Reproduce, without any change, the part of the records below that opens with the line containing "x-tick-label: 0.3 [1244, 463, 1271, 485]" and closes with the line containing "y-tick-label: 10 [708, 256, 730, 277]", including both of those lines.

* Begin *

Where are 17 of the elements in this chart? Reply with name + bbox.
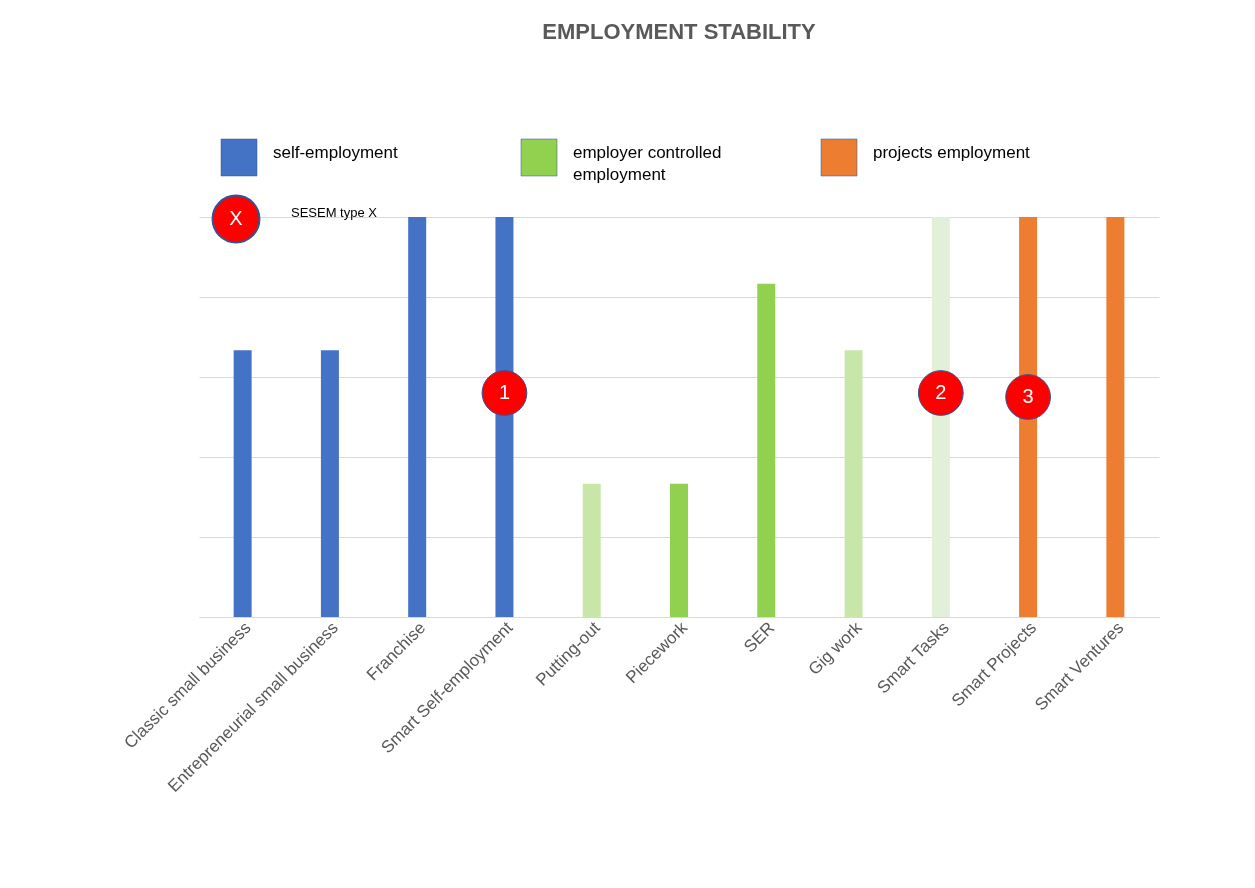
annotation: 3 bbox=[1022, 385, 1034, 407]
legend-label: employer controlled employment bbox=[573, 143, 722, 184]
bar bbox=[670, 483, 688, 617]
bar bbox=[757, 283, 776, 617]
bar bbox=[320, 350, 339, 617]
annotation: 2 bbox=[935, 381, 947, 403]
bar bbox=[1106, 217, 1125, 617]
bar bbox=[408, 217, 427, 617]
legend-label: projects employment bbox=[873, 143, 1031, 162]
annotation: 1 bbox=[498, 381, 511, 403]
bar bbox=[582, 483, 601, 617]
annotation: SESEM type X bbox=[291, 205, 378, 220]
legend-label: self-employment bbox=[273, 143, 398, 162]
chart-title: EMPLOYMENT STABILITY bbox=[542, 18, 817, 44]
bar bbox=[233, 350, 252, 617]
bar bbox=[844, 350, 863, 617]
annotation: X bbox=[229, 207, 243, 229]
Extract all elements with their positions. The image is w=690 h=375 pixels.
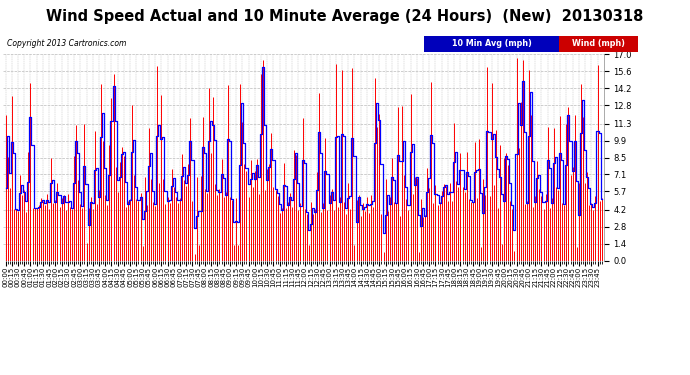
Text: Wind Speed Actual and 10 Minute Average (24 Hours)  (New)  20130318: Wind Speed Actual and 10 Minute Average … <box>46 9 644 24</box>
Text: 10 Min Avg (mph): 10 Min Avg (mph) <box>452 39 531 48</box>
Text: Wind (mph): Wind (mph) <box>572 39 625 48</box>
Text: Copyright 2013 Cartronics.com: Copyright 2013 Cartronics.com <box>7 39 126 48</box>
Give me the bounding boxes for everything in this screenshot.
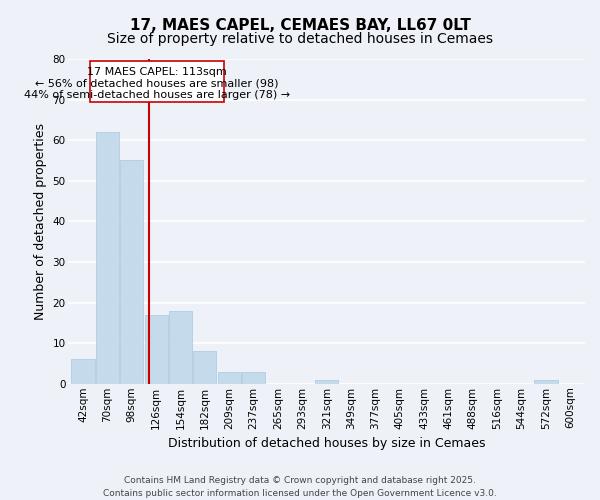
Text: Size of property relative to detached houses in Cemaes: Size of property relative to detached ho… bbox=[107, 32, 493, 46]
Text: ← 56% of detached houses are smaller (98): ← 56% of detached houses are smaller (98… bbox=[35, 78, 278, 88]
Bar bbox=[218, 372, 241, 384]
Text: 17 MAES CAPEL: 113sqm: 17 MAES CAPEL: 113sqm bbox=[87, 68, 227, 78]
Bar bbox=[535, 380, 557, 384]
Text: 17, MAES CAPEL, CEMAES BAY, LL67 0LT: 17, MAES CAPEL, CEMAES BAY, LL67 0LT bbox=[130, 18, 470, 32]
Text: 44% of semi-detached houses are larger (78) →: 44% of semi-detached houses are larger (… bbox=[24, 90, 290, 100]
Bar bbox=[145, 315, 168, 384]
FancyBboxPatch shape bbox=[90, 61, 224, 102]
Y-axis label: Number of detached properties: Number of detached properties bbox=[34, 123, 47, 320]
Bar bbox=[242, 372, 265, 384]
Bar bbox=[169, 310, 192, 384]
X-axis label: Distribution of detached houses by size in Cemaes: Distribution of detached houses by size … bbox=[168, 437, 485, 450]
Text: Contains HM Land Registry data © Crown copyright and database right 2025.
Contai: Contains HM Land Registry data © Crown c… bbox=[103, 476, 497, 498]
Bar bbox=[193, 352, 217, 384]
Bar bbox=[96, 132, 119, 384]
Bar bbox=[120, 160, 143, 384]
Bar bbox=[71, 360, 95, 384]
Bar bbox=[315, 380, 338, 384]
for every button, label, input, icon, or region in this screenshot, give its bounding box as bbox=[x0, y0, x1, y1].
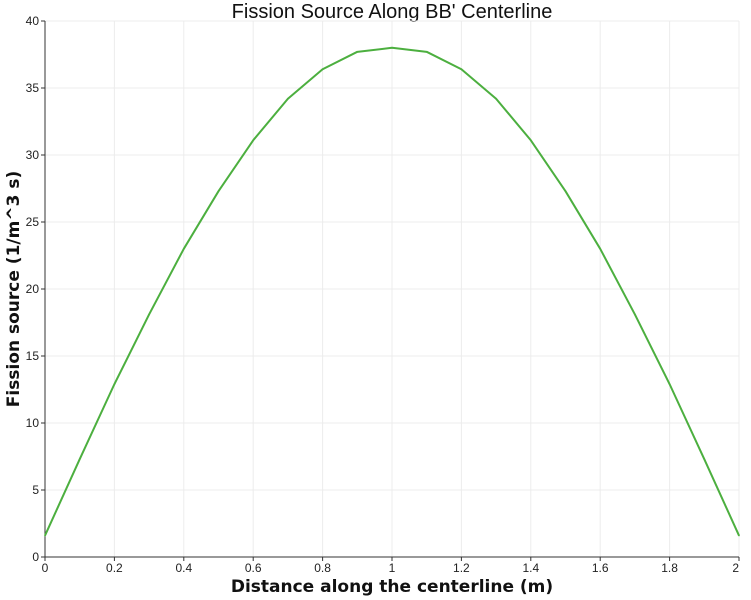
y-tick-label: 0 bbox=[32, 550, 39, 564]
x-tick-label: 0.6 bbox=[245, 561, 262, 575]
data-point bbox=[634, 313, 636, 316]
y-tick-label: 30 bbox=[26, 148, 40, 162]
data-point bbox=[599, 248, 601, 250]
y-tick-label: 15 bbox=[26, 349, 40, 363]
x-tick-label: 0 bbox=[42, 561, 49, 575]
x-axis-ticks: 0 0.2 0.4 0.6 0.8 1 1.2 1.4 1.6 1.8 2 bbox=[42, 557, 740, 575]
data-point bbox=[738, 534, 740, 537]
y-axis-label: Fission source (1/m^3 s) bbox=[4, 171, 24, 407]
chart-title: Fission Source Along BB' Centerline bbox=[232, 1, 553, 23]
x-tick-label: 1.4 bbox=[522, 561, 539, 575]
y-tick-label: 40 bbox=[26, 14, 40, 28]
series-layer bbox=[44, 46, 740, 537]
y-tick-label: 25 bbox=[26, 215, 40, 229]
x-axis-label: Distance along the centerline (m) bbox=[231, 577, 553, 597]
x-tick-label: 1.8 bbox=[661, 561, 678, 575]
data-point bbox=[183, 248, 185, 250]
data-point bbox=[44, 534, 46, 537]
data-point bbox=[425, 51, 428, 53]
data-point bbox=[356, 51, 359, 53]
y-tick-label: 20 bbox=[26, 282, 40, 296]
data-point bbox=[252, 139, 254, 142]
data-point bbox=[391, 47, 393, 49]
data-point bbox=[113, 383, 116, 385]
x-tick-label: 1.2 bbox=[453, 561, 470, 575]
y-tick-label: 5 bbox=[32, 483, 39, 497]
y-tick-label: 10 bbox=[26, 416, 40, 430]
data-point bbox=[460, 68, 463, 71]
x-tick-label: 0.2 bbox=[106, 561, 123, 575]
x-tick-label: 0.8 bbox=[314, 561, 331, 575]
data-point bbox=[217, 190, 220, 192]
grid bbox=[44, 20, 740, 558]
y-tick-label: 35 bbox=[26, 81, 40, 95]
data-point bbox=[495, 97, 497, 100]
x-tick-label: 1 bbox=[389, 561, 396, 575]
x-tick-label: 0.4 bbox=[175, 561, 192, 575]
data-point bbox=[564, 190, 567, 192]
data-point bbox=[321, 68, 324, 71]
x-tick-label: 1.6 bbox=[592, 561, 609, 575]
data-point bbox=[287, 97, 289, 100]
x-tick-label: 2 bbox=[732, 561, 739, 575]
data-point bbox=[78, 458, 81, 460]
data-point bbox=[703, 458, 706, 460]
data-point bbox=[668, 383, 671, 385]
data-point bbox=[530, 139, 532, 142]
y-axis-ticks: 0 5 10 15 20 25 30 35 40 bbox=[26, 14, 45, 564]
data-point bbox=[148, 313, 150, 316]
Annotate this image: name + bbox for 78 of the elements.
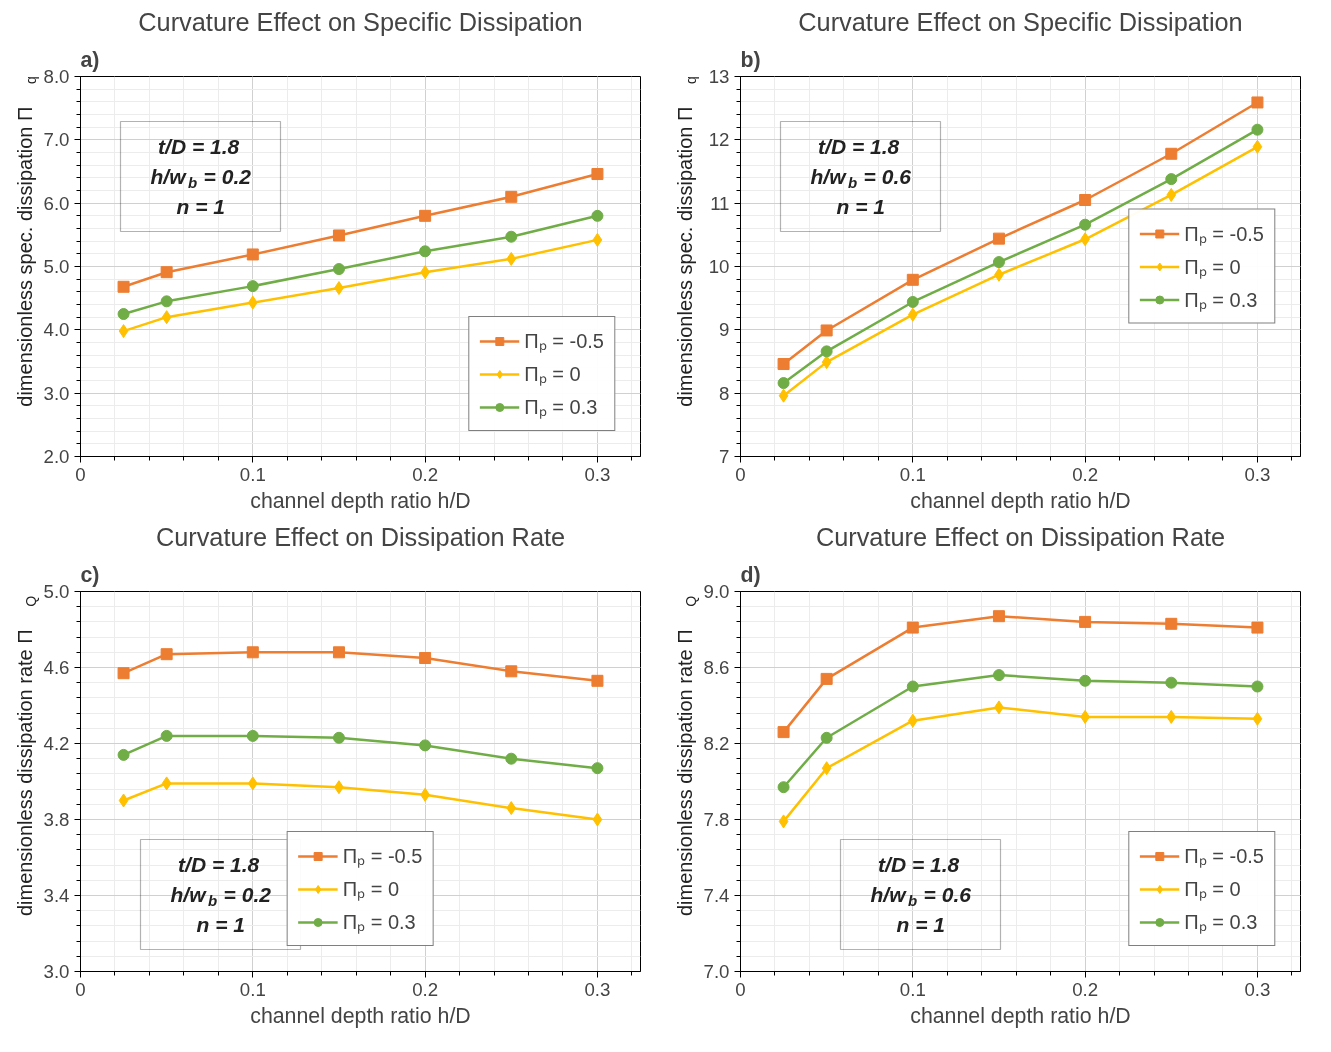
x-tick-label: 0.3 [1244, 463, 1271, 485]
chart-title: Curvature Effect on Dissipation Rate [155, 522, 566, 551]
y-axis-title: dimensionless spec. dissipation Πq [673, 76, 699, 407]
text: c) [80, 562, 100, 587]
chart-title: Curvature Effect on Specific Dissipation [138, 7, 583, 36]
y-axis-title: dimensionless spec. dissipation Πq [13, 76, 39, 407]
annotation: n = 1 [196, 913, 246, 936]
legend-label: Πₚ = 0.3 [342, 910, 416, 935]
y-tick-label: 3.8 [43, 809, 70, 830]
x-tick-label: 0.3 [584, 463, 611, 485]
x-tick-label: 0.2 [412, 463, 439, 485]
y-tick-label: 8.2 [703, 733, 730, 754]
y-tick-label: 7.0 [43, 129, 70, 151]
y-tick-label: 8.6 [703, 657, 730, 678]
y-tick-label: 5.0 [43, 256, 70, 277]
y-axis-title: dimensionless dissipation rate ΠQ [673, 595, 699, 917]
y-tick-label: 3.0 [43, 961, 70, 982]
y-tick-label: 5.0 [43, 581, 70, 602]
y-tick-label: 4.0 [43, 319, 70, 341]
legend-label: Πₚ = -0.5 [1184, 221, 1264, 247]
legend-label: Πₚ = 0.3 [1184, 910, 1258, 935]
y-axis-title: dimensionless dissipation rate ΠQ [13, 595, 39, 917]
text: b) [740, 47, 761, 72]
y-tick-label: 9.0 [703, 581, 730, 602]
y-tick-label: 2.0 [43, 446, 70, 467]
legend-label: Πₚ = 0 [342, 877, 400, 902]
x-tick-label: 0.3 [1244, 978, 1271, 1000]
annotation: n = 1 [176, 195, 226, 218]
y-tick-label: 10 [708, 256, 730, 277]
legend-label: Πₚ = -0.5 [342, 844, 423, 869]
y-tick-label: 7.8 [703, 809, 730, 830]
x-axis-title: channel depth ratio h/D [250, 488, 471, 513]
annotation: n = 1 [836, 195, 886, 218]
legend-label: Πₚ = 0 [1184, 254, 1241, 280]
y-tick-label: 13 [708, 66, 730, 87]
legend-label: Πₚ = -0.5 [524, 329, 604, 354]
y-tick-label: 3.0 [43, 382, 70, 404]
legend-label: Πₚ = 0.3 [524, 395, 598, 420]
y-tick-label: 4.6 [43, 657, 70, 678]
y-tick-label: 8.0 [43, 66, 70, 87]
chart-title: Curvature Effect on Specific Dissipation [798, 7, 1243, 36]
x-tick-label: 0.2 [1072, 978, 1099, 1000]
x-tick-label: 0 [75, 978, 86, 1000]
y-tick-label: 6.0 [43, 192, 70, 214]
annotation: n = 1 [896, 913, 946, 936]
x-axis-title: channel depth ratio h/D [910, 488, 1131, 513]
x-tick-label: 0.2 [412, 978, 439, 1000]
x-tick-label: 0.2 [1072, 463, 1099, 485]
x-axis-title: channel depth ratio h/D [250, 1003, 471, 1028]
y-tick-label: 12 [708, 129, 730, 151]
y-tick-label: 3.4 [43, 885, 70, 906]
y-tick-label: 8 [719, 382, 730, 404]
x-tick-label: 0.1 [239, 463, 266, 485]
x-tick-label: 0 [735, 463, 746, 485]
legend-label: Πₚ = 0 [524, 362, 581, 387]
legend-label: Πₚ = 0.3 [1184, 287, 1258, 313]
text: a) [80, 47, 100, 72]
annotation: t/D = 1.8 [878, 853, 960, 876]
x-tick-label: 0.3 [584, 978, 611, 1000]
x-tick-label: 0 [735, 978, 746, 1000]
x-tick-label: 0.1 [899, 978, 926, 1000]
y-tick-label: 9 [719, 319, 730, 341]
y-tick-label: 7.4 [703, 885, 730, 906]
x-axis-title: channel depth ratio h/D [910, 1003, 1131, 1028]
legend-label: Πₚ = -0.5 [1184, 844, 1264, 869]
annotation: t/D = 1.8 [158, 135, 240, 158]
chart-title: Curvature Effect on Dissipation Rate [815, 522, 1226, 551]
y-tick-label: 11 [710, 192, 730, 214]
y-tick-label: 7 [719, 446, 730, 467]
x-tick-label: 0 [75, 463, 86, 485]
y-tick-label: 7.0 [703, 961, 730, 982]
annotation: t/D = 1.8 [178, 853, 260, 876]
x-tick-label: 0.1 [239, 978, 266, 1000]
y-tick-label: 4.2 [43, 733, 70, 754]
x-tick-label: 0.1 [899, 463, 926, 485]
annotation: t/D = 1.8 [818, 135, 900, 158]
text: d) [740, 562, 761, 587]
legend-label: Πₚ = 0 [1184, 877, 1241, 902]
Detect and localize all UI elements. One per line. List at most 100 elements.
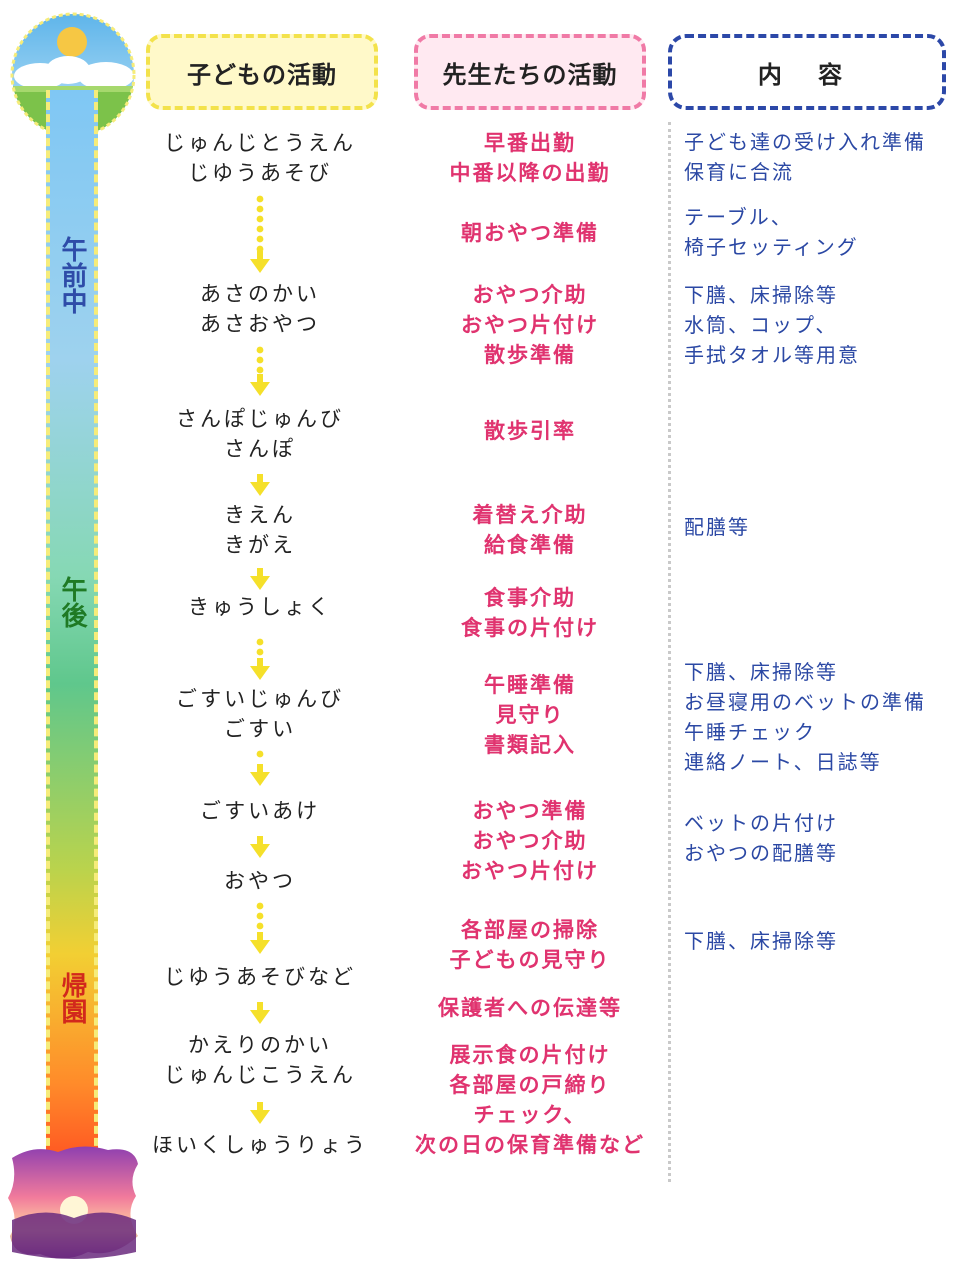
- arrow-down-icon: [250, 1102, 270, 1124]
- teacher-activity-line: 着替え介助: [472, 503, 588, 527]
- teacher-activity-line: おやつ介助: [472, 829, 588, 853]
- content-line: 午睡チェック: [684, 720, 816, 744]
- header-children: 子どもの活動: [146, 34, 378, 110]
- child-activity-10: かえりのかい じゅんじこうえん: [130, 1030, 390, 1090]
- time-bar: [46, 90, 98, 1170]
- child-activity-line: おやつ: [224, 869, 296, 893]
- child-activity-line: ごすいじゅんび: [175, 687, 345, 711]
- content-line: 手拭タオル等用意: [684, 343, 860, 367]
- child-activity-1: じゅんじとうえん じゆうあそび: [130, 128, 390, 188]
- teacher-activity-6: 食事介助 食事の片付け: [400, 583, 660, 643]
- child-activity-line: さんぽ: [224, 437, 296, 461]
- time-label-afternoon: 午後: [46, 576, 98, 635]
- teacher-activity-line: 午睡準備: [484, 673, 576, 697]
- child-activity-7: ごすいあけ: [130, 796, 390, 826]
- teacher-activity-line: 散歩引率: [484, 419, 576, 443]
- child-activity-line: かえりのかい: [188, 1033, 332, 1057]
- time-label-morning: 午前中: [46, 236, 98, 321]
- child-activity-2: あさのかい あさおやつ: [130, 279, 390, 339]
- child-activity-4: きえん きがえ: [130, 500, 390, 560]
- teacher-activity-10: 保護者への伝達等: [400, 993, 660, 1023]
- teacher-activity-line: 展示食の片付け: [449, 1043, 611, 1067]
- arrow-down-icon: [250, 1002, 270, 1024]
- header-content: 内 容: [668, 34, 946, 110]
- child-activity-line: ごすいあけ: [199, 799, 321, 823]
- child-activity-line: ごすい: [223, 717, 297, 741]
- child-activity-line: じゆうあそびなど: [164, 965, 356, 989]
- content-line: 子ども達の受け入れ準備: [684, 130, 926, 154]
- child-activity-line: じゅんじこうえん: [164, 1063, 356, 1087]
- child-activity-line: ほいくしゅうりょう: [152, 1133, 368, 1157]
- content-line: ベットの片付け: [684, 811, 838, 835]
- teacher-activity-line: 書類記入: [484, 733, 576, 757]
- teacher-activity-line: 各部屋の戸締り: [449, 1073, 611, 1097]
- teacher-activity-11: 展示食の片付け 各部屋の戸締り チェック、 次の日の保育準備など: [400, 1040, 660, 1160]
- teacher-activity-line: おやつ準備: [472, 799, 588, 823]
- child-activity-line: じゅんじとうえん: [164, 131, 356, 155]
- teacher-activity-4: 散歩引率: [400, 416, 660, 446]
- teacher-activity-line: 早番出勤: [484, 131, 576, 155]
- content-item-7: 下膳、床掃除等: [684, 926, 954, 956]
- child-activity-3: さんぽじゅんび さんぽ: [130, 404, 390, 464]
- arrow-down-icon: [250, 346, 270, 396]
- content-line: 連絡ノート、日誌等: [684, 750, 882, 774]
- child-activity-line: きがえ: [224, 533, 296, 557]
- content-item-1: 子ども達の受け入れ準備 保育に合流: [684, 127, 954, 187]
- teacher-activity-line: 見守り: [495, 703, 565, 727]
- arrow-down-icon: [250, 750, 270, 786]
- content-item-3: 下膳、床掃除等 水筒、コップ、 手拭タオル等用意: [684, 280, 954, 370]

* End *

◆ Solution below
x-tick-label: 0.3 [1244, 463, 1271, 485]
chart-title: Curvature Effect on Dissipation Rate [155, 522, 566, 551]
y-axis-title: dimensionless spec. dissipation Πq [673, 76, 699, 407]
text: c) [80, 562, 100, 587]
chart-title: Curvature Effect on Specific Dissipation [138, 7, 583, 36]
y-axis-title: dimensionless spec. dissipation Πq [13, 76, 39, 407]
annotation: n = 1 [196, 913, 246, 936]
legend-label: Πₚ = 0.3 [342, 910, 416, 935]
y-tick-label: 3.8 [43, 809, 70, 830]
x-tick-label: 0.3 [584, 463, 611, 485]
x-tick-label: 0.2 [412, 463, 439, 485]
y-tick-label: 8.2 [703, 733, 730, 754]
y-tick-label: 7.0 [43, 129, 70, 151]
y-tick-label: 8.6 [703, 657, 730, 678]
y-tick-label: 5.0 [43, 256, 70, 277]
y-axis-title: dimensionless dissipation rate ΠQ [673, 595, 699, 917]
y-tick-label: 3.0 [43, 961, 70, 982]
y-tick-label: 5.0 [43, 581, 70, 602]
y-tick-label: 4.0 [43, 319, 70, 341]
legend-label: Πₚ = -0.5 [1184, 221, 1264, 247]
legend-label: Πₚ = 0.3 [1184, 910, 1258, 935]
y-axis-title: dimensionless dissipation rate ΠQ [13, 595, 39, 917]
text: b) [740, 47, 761, 72]
y-tick-label: 9.0 [703, 581, 730, 602]
y-tick-label: 2.0 [43, 446, 70, 467]
legend-label: Πₚ = 0 [342, 877, 400, 902]
x-tick-label: 0.3 [1244, 978, 1271, 1000]
annotation: n = 1 [176, 195, 226, 218]
y-tick-label: 10 [708, 256, 730, 277]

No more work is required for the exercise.